[Rows from a dataset]
::::::

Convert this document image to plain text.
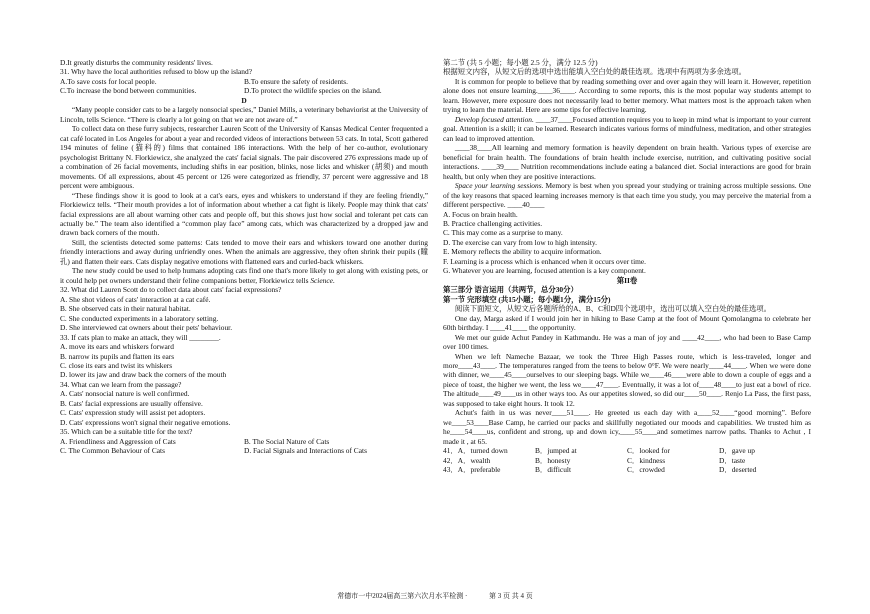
D.It greatly disturbs the community residents' lives.

31. Why have the local authorities refused to blow up the island?

A.To save costs for local people.	B.To ensure the safety of residents.
C.To increase the bond between communities.	D.To protect the wildlife species on the island.

D

“Many people consider cats to be a largely nonsocial species,” Daniel Mills, a veterinary behaviorist at the University of Lincoln, tells Science. “There is clearly a lot going on that we are not aware of.”

To collect data on these furry subjects, researcher Lauren Scott of the University of Kansas Medical Center frequented a cat café located in Los Angeles for about a year and recorded videos of interactions between 53 cats. In total, Scott gathered 194 minutes of feline (猫科的) films that contained 186 interactions. With the help of her co-author, evolutionary psychologist Brittany N. Florkiewicz, she analyzed the cats' facial signals. The pair discovered 276 expressions made up of a combination of 26 facial movements, including shifts in ear position, blinks, nose licks and whisker (胡须) and mouth movements. Of all expressions, about 45 percent or 126 were categorized as friendly, 37 percent were aggressive and 18 percent were ambiguous.

“These findings show it is good to look at a cat's ears, eyes and whiskers to understand if they are feeling friendly,” Florkiewicz tells. “Their mouth provides a lot of information about whether a cat fight is likely. People may think that cats' facial expressions are all about warning other cats and people off, but this shows just how social and tolerant pet cats can actually be.” The team also identified a “common play face” among cats, which was characterized by a dropped jaw and drawn back corners of the mouth.

Still, the scientists detected some patterns: Cats tended to move their ears and whiskers toward one another during friendly interactions and away during unfriendly ones. When the animals are aggressive, they often shrink their pupils (瞳孔) and flatten their ears. Cats display negative emotions with flattened ears and curled-back whiskers.

The new study could be used to help humans adopting cats find one that's more likely to get along with existing pets, or it could help pet owners understand their feline companions better, Florkiewicz tells Science.

32. What did Lauren Scott do to collect data about cats' facial expressions?

A. She shot videos of cats' interaction at a cat café.

B. She observed cats in their natural habitat.

C. She conducted experiments in a laboratory setting.

D. She interviewed cat owners about their pets' behaviour.

33. If cats plan to make an attack, they will ________.

A. move its ears and whiskers forward

B. narrow its pupils and flatten its ears

C. close its ears and twist its whiskers

D. lower its jaw and draw back the corners of the mouth

34. What can we learn from the passage?

A. Cats' nonsocial nature is well confirmed.

B. Cats' facial expressions are usually offensive.

C. Cats' expression study will assist pet adopters.

D. Cats' expressions won't signal their negative emotions.

35. Which can be a suitable title for the text?

A. Friendliness and Aggression of Cats	B. The Social Nature of Cats
C. The Common Behaviour of Cats	D. Facial Signals and Interactions of Cats

第二节 (共 5 小题；每小题 2.5 分，满分 12.5 分)

根据短文内容，从短文后的选项中选出能填入空白处的最佳选项。选项中有两项为多余选项。

It is common for people to believe that by reading something over and over again they will learn it. However, repetition alone does not ensure learning.____36____. According to some reports, this is the most popular way students attempt to learn. However, mere exposure does not necessarily lead to better memory. What matters most is the approach taken when trying to learn the material. Here are some tips for effective learning.

Develop focused attention. ____37____Focused attention requires you to keep in mind what is important to your current goal. Attention is a skill; it can be learned. Research indicates various forms of mindfulness, meditation, and other strategies can lead to improved attention.

____38____All learning and memory formation is heavily dependent on brain health. Various types of exercise are beneficial for brain health. The foundations of brain health include exercise, nutrition, and cultivating positive social interactions. ____39____ Nutrition recommendations include eating a balanced diet. Social interactions are good for brain health, but only when they are positive interactions.

Space your learning sessions. Memory is best when you spread your studying or training across multiple sessions. One of the key reasons that spaced learning increases memory is that each time you study, you may perceive the material from a different perspective. ____40____

A. Focus on brain health.

B. Practice challenging activities.

C. This may come as a surprise to many.

D. The exercise can vary from low to high intensity.

E. Memory reflects the ability to acquire information.

F. Learning is a process which is enhanced when it occurs over time.

G. Whatever you are learning, focused attention is a key component.

第II卷

第三部分 语言运用（共两节，总分30分）

第一节 完形填空 (共15小题；每小题1分，满分15分)

阅读下面短文，从短文后各题所给的A、B、C和D四个选项中，选出可以填入空白处的最佳选项。

One day, Marga asked if I would join her in hiking to Base Camp at the foot of Mount Qomolangma to celebrate her 60th birthday. I ____41____ the opportunity.

We met our guide Achut Pandey in Kathmandu. He was a man of joy and ____42____, who had been to Base Camp over 100 times.

When we left Nameche Bazaar, we took the Three High Passes route, which is less-traveled, longer and more____43____. The temperatures ranged from the teens to below 0°F. We were nearly____44____. When we were done with dinner, we____45____ourselves to our sleeping bags. While we____46____were able to down a couple of eggs and a piece of toast, the higher we went, the less we____47____. Eventually, it was a lot of____48____to just eat a bowl of rice. The altitude____49____us in other ways too. As our appetites slowed, so did our____50____. Renjo La Pass, the first pass, was supposed to take eight hours. It took 12.

Achut's faith in us was never____51____. He greeted us each day with a____52____“good morning”. Before we____53____Base Camp, he carried our packs and skillfully negotiated our moods and capabilities. We trusted him as he____54____us, confident and strong, up and down icy,____55____and sometimes narrow paths. Thanks to Achut , I made it , at 65.

41．A．turned down	B．jumped at	C．looked for	D．gave up
42．A．wealth	B．honesty	C．kindness	D．taste
43．A．preferable	B．difficult	C．crowded	D．deserted
常德市一中2024届高三第六次月水平检测 ·	第 3 页 共 4 页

::::::

WHAT YOU ARE ASKED TO DO —
Filter the data for the string "just" and copy every line that has it.

SOLUTION TO THIS TASK —
“These findings show it is good to look at a cat's ears, eyes and whiskers to understand if they are feeling friendly,” Florkiewicz tells. “Their mouth provides a lot of information about whether a cat fight is likely. People may think that cats' facial expressions are all about warning other cats and people off, but this shows just how social and tolerant pet cats can actually be.” The team also identified a “common play face” among cats, which was characterized by a dropped jaw and drawn back corners of the mouth.
When we left Nameche Bazaar, we took the Three High Passes route, which is less-traveled, longer and more____43____. The temperatures ranged from the teens to below 0°F. We were nearly____44____. When we were done with dinner, we____45____ourselves to our sleeping bags. While we____46____were able to down a couple of eggs and a piece of toast, the higher we went, the less we____47____. Eventually, it was a lot of____48____to just eat a bowl of rice. The altitude____49____us in other ways too. As our appetites slowed, so did our____50____. Renjo La Pass, the first pass, was supposed to take eight hours. It took 12.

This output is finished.